▶ WRITTEN TASK:
Note each line where "Registry" appears, and copy it.
### DATASET RECORDS
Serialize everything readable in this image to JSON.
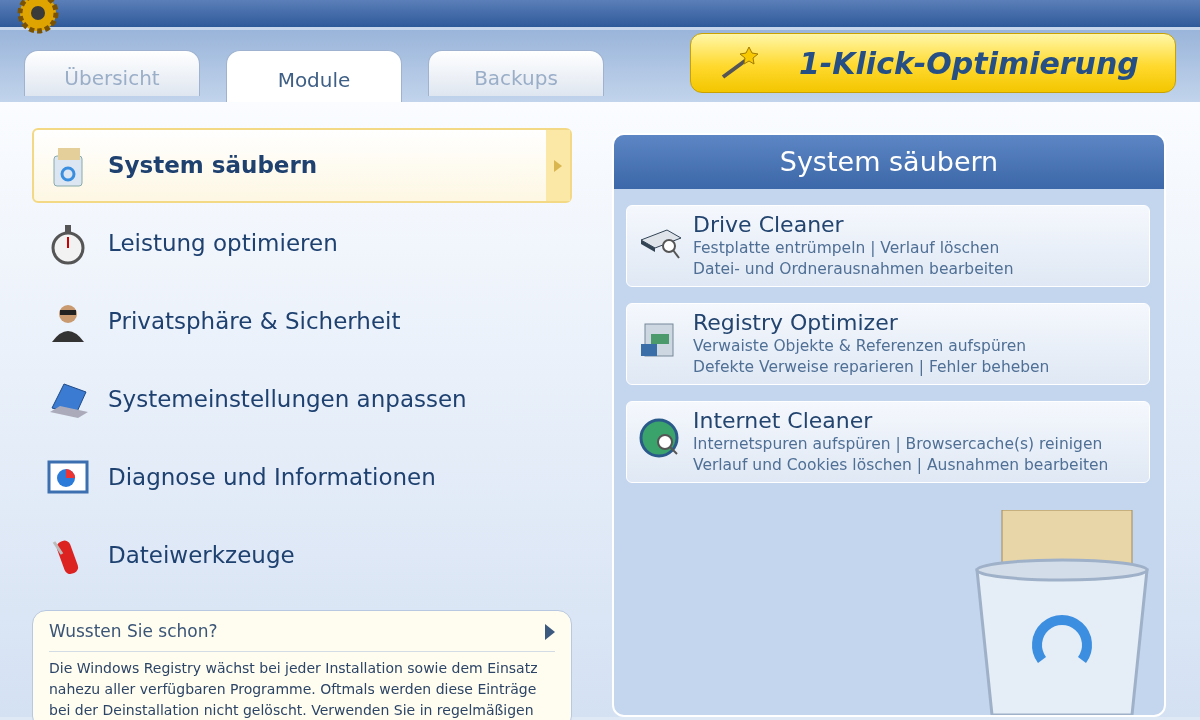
{
  "tabs": [
    {
      "label": "Übersicht",
      "selected": false
    },
    {
      "label": "Module",
      "selected": true
    },
    {
      "label": "Backups",
      "selected": false
    }
  ],
  "one_click_button": {
    "label": "1-Klick-Optimierung"
  },
  "modules": [
    {
      "label": "System säubern",
      "selected": true
    },
    {
      "label": "Leistung optimieren",
      "selected": false
    },
    {
      "label": "Privatsphäre & Sicherheit",
      "selected": false
    },
    {
      "label": "Systemeinstellungen anpassen",
      "selected": false
    },
    {
      "label": "Diagnose und Informationen",
      "selected": false
    },
    {
      "label": "Dateiwerkzeuge",
      "selected": false
    }
  ],
  "tip": {
    "title": "Wussten Sie schon?",
    "text": "Die Windows Registry wächst bei jeder Installation sowie dem Einsatz nahezu aller verfügbaren Programme. Oftmals werden diese Einträge bei der Deinstallation nicht gelöscht. Verwenden Sie in regelmäßigen"
  },
  "panel": {
    "title": "System säubern",
    "tools": [
      {
        "name": "Drive Cleaner",
        "lines": [
          "Festplatte entrümpeln | Verlauf löschen",
          "Datei- und Ordnerausnahmen bearbeiten"
        ]
      },
      {
        "name": "Registry Optimizer",
        "lines": [
          "Verwaiste Objekte & Referenzen aufspüren",
          "Defekte Verweise reparieren | Fehler beheben"
        ]
      },
      {
        "name": "Internet Cleaner",
        "lines": [
          "Internetspuren aufspüren | Browsercache(s) reinigen",
          "Verlauf und Cookies löschen | Ausnahmen bearbeiten"
        ]
      }
    ]
  }
}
######
▶ ANSWER IN FULL:
    "text": "Die Windows Registry wächst bei jeder Installation sowie dem Einsatz nahezu aller verfügbaren Programme. Oftmals werden diese Einträge bei der Deinstallation nicht gelöscht. Verwenden Sie in regelmäßigen"
        "name": "Registry Optimizer",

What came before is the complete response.